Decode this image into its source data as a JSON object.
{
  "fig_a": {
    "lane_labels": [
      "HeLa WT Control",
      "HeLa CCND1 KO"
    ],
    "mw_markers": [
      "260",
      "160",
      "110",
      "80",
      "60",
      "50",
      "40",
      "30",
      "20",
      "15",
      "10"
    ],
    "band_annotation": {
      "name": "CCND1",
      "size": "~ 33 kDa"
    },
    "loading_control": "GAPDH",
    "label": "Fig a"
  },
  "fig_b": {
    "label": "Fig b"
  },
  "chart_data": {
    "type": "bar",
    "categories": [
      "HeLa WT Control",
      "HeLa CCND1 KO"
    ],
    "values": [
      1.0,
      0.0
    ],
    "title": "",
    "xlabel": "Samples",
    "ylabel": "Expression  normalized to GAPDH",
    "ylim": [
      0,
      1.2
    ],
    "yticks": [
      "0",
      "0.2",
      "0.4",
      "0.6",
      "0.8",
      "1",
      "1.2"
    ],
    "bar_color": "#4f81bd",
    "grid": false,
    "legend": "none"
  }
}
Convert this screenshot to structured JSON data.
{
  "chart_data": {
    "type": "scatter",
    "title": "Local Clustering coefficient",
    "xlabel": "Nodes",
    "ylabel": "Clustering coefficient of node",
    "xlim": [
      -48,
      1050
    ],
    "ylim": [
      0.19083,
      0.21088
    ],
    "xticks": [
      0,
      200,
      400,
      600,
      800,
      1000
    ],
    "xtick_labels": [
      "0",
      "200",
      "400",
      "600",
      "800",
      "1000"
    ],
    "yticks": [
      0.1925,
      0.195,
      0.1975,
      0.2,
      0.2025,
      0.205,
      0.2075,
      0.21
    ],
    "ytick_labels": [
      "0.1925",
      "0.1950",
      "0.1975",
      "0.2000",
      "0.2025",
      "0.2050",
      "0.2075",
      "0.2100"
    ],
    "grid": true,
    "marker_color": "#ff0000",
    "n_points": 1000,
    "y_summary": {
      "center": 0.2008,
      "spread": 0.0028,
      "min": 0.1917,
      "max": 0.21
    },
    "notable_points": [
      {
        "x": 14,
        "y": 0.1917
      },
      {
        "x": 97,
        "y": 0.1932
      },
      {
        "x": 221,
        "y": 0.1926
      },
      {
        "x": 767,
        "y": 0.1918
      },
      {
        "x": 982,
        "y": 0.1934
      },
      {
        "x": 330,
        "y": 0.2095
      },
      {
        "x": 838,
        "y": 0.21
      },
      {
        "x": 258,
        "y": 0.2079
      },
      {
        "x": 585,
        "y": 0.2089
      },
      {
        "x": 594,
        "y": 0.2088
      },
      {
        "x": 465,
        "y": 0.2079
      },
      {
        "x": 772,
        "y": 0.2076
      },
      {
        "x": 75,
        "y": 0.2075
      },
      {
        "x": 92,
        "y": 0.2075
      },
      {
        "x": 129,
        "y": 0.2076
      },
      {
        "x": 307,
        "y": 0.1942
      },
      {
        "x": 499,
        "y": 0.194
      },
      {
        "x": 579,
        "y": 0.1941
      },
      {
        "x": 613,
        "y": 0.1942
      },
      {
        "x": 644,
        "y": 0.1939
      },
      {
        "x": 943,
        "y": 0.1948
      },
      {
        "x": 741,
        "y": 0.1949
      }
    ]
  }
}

______________________________

Each line that has the word "JSON" counts once. How many such lines are in the data? Give the number alone.

2